# [EXERCISE]
Convert every one of the rows below into a JSON list of strings with one string per line. Drop blank lines and leave the pictures out.

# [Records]
▬▬▬▬▬▬
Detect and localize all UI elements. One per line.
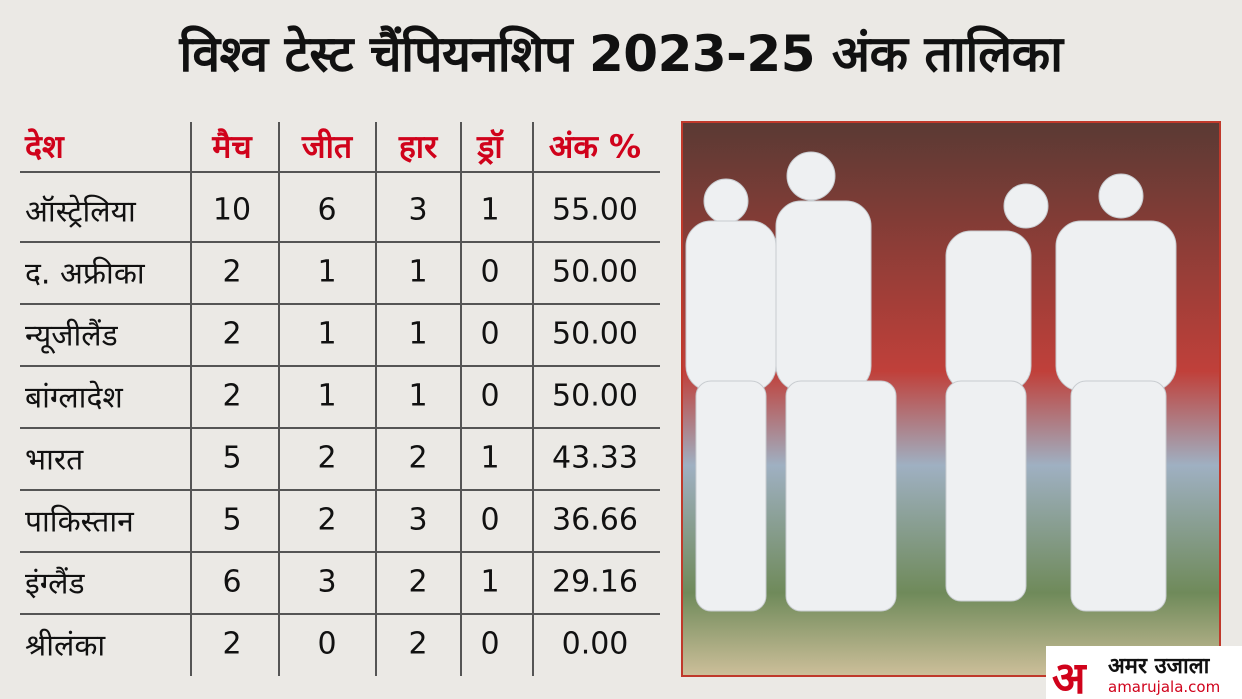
- stat-cell: 0: [480, 502, 500, 538]
- row-divider: [20, 551, 660, 553]
- country-cell: द. अफ्रीका: [25, 256, 145, 292]
- stat-cell: 1: [480, 564, 500, 600]
- stat-cell: 6: [317, 192, 337, 228]
- row-divider: [20, 303, 660, 305]
- country-cell: इंग्लैंड: [25, 566, 85, 602]
- stat-cell: 0: [480, 378, 500, 414]
- header-cell: मैच: [212, 127, 252, 166]
- stat-cell: 6: [222, 564, 242, 600]
- country-cell: न्यूजीलैंड: [25, 318, 118, 354]
- stat-cell: 2: [408, 564, 428, 600]
- stat-cell: 1: [408, 378, 428, 414]
- stat-cell: 0: [317, 626, 337, 662]
- stat-cell: 5: [222, 502, 242, 538]
- stat-cell: 3: [408, 192, 428, 228]
- stat-cell: 50.00: [552, 316, 638, 352]
- logo-name: अमर उजाला: [1108, 654, 1210, 679]
- stat-cell: 1: [408, 316, 428, 352]
- stat-cell: 2: [222, 254, 242, 290]
- stat-cell: 1: [408, 254, 428, 290]
- row-divider: [20, 427, 660, 429]
- stat-cell: 2: [317, 502, 337, 538]
- row-divider: [20, 613, 660, 615]
- stat-cell: 50.00: [552, 378, 638, 414]
- stat-cell: 29.16: [552, 564, 638, 600]
- row-divider: [20, 365, 660, 367]
- stat-cell: 1: [317, 378, 337, 414]
- logo-mark: अ: [1052, 653, 1086, 699]
- country-cell: श्रीलंका: [25, 628, 106, 664]
- column-divider: [190, 122, 192, 676]
- column-divider: [375, 122, 377, 676]
- country-cell: ऑस्ट्रेलिया: [25, 194, 136, 230]
- stat-cell: 2: [317, 440, 337, 476]
- logo-url: amarujala.com: [1108, 678, 1221, 696]
- stat-cell: 0.00: [561, 626, 629, 662]
- column-divider: [278, 122, 280, 676]
- stat-cell: 5: [222, 440, 242, 476]
- header-cell: ड्रॉ: [477, 127, 503, 166]
- stat-cell: 43.33: [552, 440, 638, 476]
- title: विश्व टेस्ट चैंपियनशिप 2023-25 अंक तालिक…: [179, 25, 1063, 83]
- header-cell: अंक %: [548, 127, 642, 166]
- row-divider: [20, 489, 660, 491]
- stat-cell: 2: [222, 626, 242, 662]
- stat-cell: 2: [222, 378, 242, 414]
- country-cell: पाकिस्तान: [25, 504, 134, 540]
- country-cell: भारत: [25, 442, 84, 478]
- stat-cell: 2: [408, 440, 428, 476]
- logo: अ अमर उजाला amarujala.com: [1046, 646, 1242, 699]
- stat-cell: 0: [480, 626, 500, 662]
- stat-cell: 36.66: [552, 502, 638, 538]
- stat-cell: 0: [480, 316, 500, 352]
- stat-cell: 2: [222, 316, 242, 352]
- stat-cell: 55.00: [552, 192, 638, 228]
- photo: [681, 121, 1221, 677]
- stat-cell: 1: [317, 254, 337, 290]
- header-cell: जीत: [301, 127, 353, 166]
- stat-cell: 1: [480, 440, 500, 476]
- stat-cell: 50.00: [552, 254, 638, 290]
- header-cell: देश: [25, 127, 64, 166]
- row-divider: [20, 171, 660, 173]
- country-cell: बांग्लादेश: [25, 380, 123, 416]
- stat-cell: 2: [408, 626, 428, 662]
- column-divider: [532, 122, 534, 676]
- header-cell: हार: [398, 127, 438, 166]
- stat-cell: 3: [408, 502, 428, 538]
- stat-cell: 0: [480, 254, 500, 290]
- stat-cell: 1: [317, 316, 337, 352]
- stat-cell: 10: [212, 192, 252, 228]
- row-divider: [20, 241, 660, 243]
- stat-cell: 1: [480, 192, 500, 228]
- column-divider: [460, 122, 462, 676]
- stat-cell: 3: [317, 564, 337, 600]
▬▬▬▬▬▬
# [OUTPUT FOR THIS EXERCISE]
[
  "Detect and localize all UI elements. One per line.",
  "- stat-cell: 0: [480, 502, 500, 538]",
  "- row-divider: [20, 551, 660, 553]",
  "- country-cell: द. अफ्रीका: [25, 256, 145, 292]",
  "- stat-cell: 1: [480, 564, 500, 600]",
  "- stat-cell: 6: [317, 192, 337, 228]",
  "- row-divider: [20, 303, 660, 305]",
  "- country-cell: इंग्लैंड: [25, 566, 85, 602]",
  "- stat-cell: 0: [480, 378, 500, 414]",
  "- header-cell: मैच: [212, 127, 252, 166]",
  "- stat-cell: 6: [222, 564, 242, 600]",
  "- country-cell: न्यूजीलैंड: [25, 318, 118, 354]",
  "- stat-cell: 2: [408, 564, 428, 600]",
  "- stat-cell: 1: [408, 378, 428, 414]",
  "- stat-cell: 0: [317, 626, 337, 662]",
  "- stat-cell: 5: [222, 502, 242, 538]",
  "- stat-cell: 3: [408, 192, 428, 228]",
  "- stat-cell: 50.00: [552, 316, 638, 352]",
  "- logo-name: अमर उजाला: [1108, 654, 1210, 679]",
  "- stat-cell: 1: [408, 316, 428, 352]",
  "- stat-cell: 2: [222, 254, 242, 290]",
  "- stat-cell: 1: [408, 254, 428, 290]",
  "- row-divider: [20, 427, 660, 429]",
  "- stat-cell: 2: [317, 502, 337, 538]",
  "- row-divider: [20, 613, 660, 615]",
  "- stat-cell: 50.00: [552, 378, 638, 414]",
  "- stat-cell: 29.16: [552, 564, 638, 600]",
  "- row-divider: [20, 365, 660, 367]",
  "- stat-cell: 1: [317, 378, 337, 414]",
  "- logo-mark: अ: [1052, 653, 1086, 699]",
  "- country-cell: श्रीलंका: [25, 628, 106, 664]",
  "- column-divider: [190, 122, 192, 676]",
  "- column-divider: [375, 122, 377, 676]",
  "- country-cell: ऑस्ट्रेलिया: [25, 194, 136, 230]",
  "- stat-cell: 2: [317, 440, 337, 476]",
  "- logo-url: amarujala.com: [1108, 678, 1221, 696]",
  "- stat-cell: 0.00: [561, 626, 629, 662]",
  "- column-divider: [278, 122, 280, 676]",
  "- stat-cell: 5: [222, 440, 242, 476]",
  "- header-cell: ड्रॉ: [477, 127, 503, 166]",
  "- stat-cell: 43.33: [552, 440, 638, 476]",
  "- title: विश्व टेस्ट चैंपियनशिप 2023-25 अंक तालिक…: [179, 25, 1063, 83]",
  "- header-cell: अंक %: [548, 127, 642, 166]",
  "- row-divider: [20, 489, 660, 491]",
  "- stat-cell: 2: [222, 626, 242, 662]",
  "- stat-cell: 2: [222, 378, 242, 414]",
  "- country-cell: पाकिस्तान: [25, 504, 134, 540]",
  "- country-cell: भारत: [25, 442, 84, 478]",
  "- stat-cell: 2: [408, 440, 428, 476]",
  "- logo: अ अमर उजाला amarujala.com: [1046, 646, 1242, 699]",
  "- stat-cell: 0: [480, 626, 500, 662]",
  "- stat-cell: 36.66: [552, 502, 638, 538]",
  "- stat-cell: 0: [480, 316, 500, 352]",
  "- stat-cell: 2: [222, 316, 242, 352]",
  "- stat-cell: 55.00: [552, 192, 638, 228]",
  "- photo: [681, 121, 1221, 677]",
  "- stat-cell: 1: [317, 254, 337, 290]",
  "- header-cell: जीत: [301, 127, 353, 166]",
  "- stat-cell: 1: [480, 440, 500, 476]",
  "- stat-cell: 50.00: [552, 254, 638, 290]",
  "- header-cell: देश: [25, 127, 64, 166]",
  "- row-divider: [20, 171, 660, 173]",
  "- country-cell: बांग्लादेश: [25, 380, 123, 416]",
  "- stat-cell: 2: [408, 626, 428, 662]",
  "- column-divider: [532, 122, 534, 676]",
  "- header-cell: हार: [398, 127, 438, 166]",
  "- stat-cell: 3: [408, 502, 428, 538]",
  "- stat-cell: 0: [480, 254, 500, 290]",
  "- stat-cell: 1: [317, 316, 337, 352]",
  "- stat-cell: 10: [212, 192, 252, 228]",
  "- row-divider: [20, 241, 660, 243]",
  "- stat-cell: 1: [480, 192, 500, 228]",
  "- column-divider: [460, 122, 462, 676]",
  "- stat-cell: 3: [317, 564, 337, 600]"
]